++++ Input material ++++

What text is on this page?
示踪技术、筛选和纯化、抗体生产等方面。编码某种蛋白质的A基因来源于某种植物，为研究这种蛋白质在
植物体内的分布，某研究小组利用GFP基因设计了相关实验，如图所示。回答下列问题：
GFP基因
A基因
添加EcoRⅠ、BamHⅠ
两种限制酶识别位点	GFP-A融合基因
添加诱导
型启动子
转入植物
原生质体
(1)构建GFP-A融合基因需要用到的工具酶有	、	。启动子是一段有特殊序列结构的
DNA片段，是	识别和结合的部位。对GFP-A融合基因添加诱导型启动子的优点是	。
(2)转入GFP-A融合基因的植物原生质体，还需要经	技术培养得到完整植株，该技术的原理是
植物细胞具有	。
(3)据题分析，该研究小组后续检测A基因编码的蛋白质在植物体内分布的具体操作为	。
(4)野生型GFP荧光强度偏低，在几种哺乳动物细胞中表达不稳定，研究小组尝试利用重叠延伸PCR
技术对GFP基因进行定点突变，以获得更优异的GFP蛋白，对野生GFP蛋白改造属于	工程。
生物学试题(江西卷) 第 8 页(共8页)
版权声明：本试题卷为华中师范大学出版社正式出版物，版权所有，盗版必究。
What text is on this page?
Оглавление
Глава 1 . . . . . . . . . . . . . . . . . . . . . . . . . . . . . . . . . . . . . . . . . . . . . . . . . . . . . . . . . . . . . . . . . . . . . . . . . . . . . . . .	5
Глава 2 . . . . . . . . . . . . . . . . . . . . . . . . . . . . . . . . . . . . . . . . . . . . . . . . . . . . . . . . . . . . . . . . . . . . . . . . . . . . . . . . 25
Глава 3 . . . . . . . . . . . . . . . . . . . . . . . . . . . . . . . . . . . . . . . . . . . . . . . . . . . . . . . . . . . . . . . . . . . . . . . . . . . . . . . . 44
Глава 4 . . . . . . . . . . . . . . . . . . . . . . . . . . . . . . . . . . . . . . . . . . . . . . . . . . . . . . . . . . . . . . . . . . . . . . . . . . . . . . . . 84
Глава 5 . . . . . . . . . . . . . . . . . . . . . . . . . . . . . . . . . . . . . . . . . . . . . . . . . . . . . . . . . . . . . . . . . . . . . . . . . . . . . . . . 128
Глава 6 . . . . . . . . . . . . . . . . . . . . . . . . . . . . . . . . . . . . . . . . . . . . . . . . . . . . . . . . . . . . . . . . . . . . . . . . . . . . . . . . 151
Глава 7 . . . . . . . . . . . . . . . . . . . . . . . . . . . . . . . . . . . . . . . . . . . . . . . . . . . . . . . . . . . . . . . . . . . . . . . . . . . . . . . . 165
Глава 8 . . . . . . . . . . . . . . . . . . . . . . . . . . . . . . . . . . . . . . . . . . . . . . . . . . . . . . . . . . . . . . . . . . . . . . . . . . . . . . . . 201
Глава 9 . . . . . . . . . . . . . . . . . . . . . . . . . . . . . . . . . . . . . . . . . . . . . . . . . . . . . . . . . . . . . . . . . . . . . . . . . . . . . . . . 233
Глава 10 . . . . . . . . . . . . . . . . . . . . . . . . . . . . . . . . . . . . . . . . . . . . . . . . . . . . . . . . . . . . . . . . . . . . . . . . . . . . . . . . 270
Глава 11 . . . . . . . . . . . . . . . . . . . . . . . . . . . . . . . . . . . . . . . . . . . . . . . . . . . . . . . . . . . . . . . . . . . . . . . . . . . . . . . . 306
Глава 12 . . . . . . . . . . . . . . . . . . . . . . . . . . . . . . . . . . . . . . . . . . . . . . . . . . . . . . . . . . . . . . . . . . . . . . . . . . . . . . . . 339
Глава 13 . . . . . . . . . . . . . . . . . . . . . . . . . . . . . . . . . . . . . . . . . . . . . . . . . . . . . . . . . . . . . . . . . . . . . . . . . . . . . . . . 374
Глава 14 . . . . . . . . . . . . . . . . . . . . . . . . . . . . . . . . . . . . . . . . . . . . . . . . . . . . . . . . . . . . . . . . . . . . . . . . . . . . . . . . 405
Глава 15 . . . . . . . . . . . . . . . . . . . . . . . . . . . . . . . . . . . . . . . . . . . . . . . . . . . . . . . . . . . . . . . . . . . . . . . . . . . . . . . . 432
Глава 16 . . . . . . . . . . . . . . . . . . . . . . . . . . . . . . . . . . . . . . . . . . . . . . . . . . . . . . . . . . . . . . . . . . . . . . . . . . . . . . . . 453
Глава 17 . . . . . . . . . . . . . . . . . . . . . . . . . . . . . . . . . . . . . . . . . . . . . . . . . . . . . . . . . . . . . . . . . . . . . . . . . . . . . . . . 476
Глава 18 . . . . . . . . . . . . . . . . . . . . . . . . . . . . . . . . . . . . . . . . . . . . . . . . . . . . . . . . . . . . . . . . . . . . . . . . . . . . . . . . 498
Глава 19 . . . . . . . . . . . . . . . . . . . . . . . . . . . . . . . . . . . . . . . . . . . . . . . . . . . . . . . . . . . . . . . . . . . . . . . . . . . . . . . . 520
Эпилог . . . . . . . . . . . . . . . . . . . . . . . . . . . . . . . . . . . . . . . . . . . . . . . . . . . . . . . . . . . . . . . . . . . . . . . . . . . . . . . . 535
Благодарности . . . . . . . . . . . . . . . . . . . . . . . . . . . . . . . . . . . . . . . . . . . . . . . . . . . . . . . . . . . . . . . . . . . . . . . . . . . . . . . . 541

++++

### Required work
Repeat all the entries exactly as given.

### Final result
What text is on this page?
示踪技术、筛选和纯化、抗体生产等方面。编码某种蛋白质的A基因来源于某种植物，为研究这种蛋白质在
植物体内的分布，某研究小组利用GFP基因设计了相关实验，如图所示。回答下列问题：
GFP基因
A基因
添加EcoRⅠ、BamHⅠ
两种限制酶识别位点	GFP-A融合基因
添加诱导
型启动子
转入植物
原生质体
(1)构建GFP-A融合基因需要用到的工具酶有	、	。启动子是一段有特殊序列结构的
DNA片段，是	识别和结合的部位。对GFP-A融合基因添加诱导型启动子的优点是	。
(2)转入GFP-A融合基因的植物原生质体，还需要经	技术培养得到完整植株，该技术的原理是
植物细胞具有	。
(3)据题分析，该研究小组后续检测A基因编码的蛋白质在植物体内分布的具体操作为	。
(4)野生型GFP荧光强度偏低，在几种哺乳动物细胞中表达不稳定，研究小组尝试利用重叠延伸PCR
技术对GFP基因进行定点突变，以获得更优异的GFP蛋白，对野生GFP蛋白改造属于	工程。
生物学试题(江西卷) 第 8 页(共8页)
版权声明：本试题卷为华中师范大学出版社正式出版物，版权所有，盗版必究。
What text is on this page?
Оглавление
Глава 1 . . . . . . . . . . . . . . . . . . . . . . . . . . . . . . . . . . . . . . . . . . . . . . . . . . . . . . . . . . . . . . . . . . . . . . . . . . . . . . . .	5
Глава 2 . . . . . . . . . . . . . . . . . . . . . . . . . . . . . . . . . . . . . . . . . . . . . . . . . . . . . . . . . . . . . . . . . . . . . . . . . . . . . . . . 25
Глава 3 . . . . . . . . . . . . . . . . . . . . . . . . . . . . . . . . . . . . . . . . . . . . . . . . . . . . . . . . . . . . . . . . . . . . . . . . . . . . . . . . 44
Глава 4 . . . . . . . . . . . . . . . . . . . . . . . . . . . . . . . . . . . . . . . . . . . . . . . . . . . . . . . . . . . . . . . . . . . . . . . . . . . . . . . . 84
Глава 5 . . . . . . . . . . . . . . . . . . . . . . . . . . . . . . . . . . . . . . . . . . . . . . . . . . . . . . . . . . . . . . . . . . . . . . . . . . . . . . . . 128
Глава 6 . . . . . . . . . . . . . . . . . . . . . . . . . . . . . . . . . . . . . . . . . . . . . . . . . . . . . . . . . . . . . . . . . . . . . . . . . . . . . . . . 151
Глава 7 . . . . . . . . . . . . . . . . . . . . . . . . . . . . . . . . . . . . . . . . . . . . . . . . . . . . . . . . . . . . . . . . . . . . . . . . . . . . . . . . 165
Глава 8 . . . . . . . . . . . . . . . . . . . . . . . . . . . . . . . . . . . . . . . . . . . . . . . . . . . . . . . . . . . . . . . . . . . . . . . . . . . . . . . . 201
Глава 9 . . . . . . . . . . . . . . . . . . . . . . . . . . . . . . . . . . . . . . . . . . . . . . . . . . . . . . . . . . . . . . . . . . . . . . . . . . . . . . . . 233
Глава 10 . . . . . . . . . . . . . . . . . . . . . . . . . . . . . . . . . . . . . . . . . . . . . . . . . . . . . . . . . . . . . . . . . . . . . . . . . . . . . . . . 270
Глава 11 . . . . . . . . . . . . . . . . . . . . . . . . . . . . . . . . . . . . . . . . . . . . . . . . . . . . . . . . . . . . . . . . . . . . . . . . . . . . . . . . 306
Глава 12 . . . . . . . . . . . . . . . . . . . . . . . . . . . . . . . . . . . . . . . . . . . . . . . . . . . . . . . . . . . . . . . . . . . . . . . . . . . . . . . . 339
Глава 13 . . . . . . . . . . . . . . . . . . . . . . . . . . . . . . . . . . . . . . . . . . . . . . . . . . . . . . . . . . . . . . . . . . . . . . . . . . . . . . . . 374
Глава 14 . . . . . . . . . . . . . . . . . . . . . . . . . . . . . . . . . . . . . . . . . . . . . . . . . . . . . . . . . . . . . . . . . . . . . . . . . . . . . . . . 405
Глава 15 . . . . . . . . . . . . . . . . . . . . . . . . . . . . . . . . . . . . . . . . . . . . . . . . . . . . . . . . . . . . . . . . . . . . . . . . . . . . . . . . 432
Глава 16 . . . . . . . . . . . . . . . . . . . . . . . . . . . . . . . . . . . . . . . . . . . . . . . . . . . . . . . . . . . . . . . . . . . . . . . . . . . . . . . . 453
Глава 17 . . . . . . . . . . . . . . . . . . . . . . . . . . . . . . . . . . . . . . . . . . . . . . . . . . . . . . . . . . . . . . . . . . . . . . . . . . . . . . . . 476
Глава 18 . . . . . . . . . . . . . . . . . . . . . . . . . . . . . . . . . . . . . . . . . . . . . . . . . . . . . . . . . . . . . . . . . . . . . . . . . . . . . . . . 498
Глава 19 . . . . . . . . . . . . . . . . . . . . . . . . . . . . . . . . . . . . . . . . . . . . . . . . . . . . . . . . . . . . . . . . . . . . . . . . . . . . . . . . 520
Эпилог . . . . . . . . . . . . . . . . . . . . . . . . . . . . . . . . . . . . . . . . . . . . . . . . . . . . . . . . . . . . . . . . . . . . . . . . . . . . . . . . 535
Благодарности . . . . . . . . . . . . . . . . . . . . . . . . . . . . . . . . . . . . . . . . . . . . . . . . . . . . . . . . . . . . . . . . . . . . . . . . . . . . . . . . 541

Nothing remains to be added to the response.